# Stated problem
Among the entries below, find the lines with "true" and copy them.

Data listing
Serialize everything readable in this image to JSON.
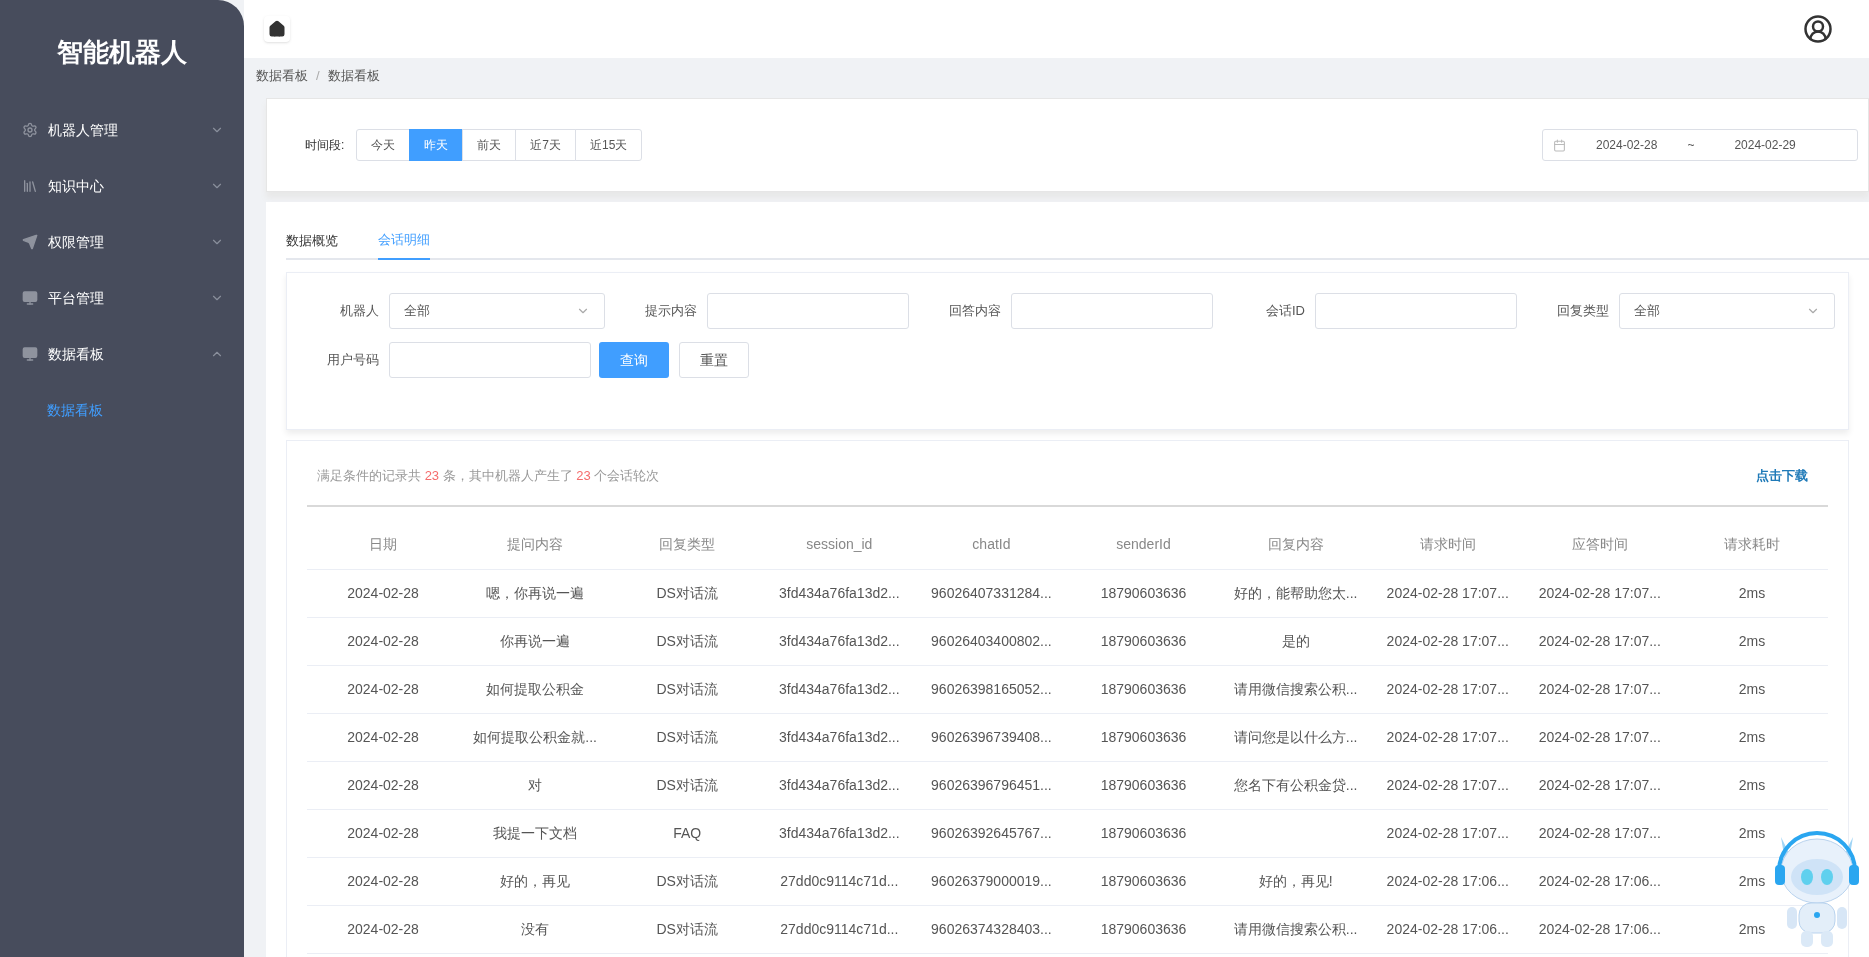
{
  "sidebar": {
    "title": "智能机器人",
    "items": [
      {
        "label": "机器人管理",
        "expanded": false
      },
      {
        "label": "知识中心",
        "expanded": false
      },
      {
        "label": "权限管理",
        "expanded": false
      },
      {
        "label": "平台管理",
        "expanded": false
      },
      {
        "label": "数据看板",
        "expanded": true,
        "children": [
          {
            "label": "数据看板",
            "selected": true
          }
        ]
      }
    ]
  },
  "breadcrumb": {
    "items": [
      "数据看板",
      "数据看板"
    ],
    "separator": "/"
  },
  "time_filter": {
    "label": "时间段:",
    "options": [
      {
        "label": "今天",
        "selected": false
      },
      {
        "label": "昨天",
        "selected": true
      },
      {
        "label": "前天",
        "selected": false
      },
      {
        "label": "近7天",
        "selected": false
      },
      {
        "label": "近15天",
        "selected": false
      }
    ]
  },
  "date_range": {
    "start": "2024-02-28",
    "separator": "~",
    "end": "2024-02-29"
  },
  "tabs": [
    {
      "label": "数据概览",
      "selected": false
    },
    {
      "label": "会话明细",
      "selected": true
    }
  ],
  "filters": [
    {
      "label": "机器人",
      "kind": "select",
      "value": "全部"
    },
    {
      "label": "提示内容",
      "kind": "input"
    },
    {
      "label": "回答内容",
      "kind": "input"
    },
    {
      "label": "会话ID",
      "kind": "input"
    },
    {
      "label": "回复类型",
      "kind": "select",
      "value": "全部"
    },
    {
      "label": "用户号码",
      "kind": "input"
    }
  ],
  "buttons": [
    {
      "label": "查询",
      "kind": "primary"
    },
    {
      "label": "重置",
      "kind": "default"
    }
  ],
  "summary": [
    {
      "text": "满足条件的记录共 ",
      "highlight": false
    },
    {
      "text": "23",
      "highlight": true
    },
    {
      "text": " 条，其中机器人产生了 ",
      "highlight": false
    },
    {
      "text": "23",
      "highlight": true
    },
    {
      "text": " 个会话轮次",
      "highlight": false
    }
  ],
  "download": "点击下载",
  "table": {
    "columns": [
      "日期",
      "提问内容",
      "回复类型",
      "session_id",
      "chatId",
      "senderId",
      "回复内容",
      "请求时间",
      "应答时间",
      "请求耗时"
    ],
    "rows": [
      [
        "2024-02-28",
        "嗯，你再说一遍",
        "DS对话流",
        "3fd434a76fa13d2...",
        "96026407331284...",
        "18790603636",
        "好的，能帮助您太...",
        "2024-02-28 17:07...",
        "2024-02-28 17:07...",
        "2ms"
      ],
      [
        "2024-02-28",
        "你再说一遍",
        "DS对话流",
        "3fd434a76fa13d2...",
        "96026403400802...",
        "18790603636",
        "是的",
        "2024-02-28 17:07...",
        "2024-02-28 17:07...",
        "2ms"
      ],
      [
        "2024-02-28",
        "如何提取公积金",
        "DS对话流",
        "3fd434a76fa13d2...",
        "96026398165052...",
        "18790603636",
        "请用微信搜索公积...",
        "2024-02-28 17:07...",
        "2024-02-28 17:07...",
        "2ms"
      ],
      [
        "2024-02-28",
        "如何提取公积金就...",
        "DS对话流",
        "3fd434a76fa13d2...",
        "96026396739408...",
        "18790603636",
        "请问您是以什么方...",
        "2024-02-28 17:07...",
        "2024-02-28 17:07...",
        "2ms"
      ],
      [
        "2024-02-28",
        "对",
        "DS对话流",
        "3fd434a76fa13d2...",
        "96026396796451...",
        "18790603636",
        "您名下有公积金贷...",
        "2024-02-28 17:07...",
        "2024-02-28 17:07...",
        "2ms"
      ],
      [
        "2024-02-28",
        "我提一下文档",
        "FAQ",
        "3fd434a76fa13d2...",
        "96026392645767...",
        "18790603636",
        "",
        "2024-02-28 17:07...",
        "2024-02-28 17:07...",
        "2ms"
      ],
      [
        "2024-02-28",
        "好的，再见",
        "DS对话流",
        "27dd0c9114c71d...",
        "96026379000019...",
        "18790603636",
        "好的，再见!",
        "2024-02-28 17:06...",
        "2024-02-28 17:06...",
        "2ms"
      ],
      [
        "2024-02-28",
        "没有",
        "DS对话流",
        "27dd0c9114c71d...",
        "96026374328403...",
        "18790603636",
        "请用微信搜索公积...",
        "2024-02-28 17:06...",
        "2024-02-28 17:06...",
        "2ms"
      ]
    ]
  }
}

--

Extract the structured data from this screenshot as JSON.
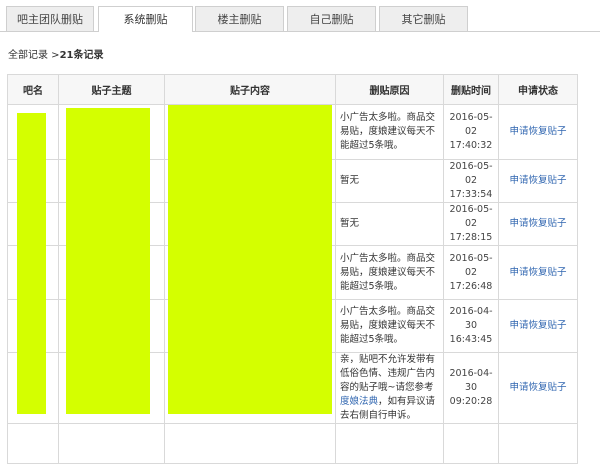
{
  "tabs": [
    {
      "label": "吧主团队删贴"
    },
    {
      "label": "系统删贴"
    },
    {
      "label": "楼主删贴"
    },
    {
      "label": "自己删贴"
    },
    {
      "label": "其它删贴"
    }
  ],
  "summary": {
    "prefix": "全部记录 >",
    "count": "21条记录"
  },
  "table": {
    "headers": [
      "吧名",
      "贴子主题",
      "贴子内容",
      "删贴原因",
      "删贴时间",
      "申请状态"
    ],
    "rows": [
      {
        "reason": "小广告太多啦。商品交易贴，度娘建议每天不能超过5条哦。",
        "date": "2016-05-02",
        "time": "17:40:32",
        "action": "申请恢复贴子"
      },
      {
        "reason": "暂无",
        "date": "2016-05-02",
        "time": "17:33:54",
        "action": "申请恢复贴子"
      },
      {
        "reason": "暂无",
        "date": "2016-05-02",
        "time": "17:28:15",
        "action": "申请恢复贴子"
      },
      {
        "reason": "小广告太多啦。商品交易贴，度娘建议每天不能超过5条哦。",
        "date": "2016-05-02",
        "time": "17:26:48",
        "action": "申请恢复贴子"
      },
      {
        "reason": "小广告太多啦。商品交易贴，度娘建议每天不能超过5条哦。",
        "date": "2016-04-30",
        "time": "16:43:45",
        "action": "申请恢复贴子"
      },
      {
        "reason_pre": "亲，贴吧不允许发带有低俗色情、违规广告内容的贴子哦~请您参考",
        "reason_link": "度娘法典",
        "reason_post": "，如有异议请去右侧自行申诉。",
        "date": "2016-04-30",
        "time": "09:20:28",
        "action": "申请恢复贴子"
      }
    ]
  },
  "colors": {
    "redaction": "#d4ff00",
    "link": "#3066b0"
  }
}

# Correct output
        "expanded": true,
            "selected": true
        "selected": true
      "selected": true
      "highlight": true
      "highlight": true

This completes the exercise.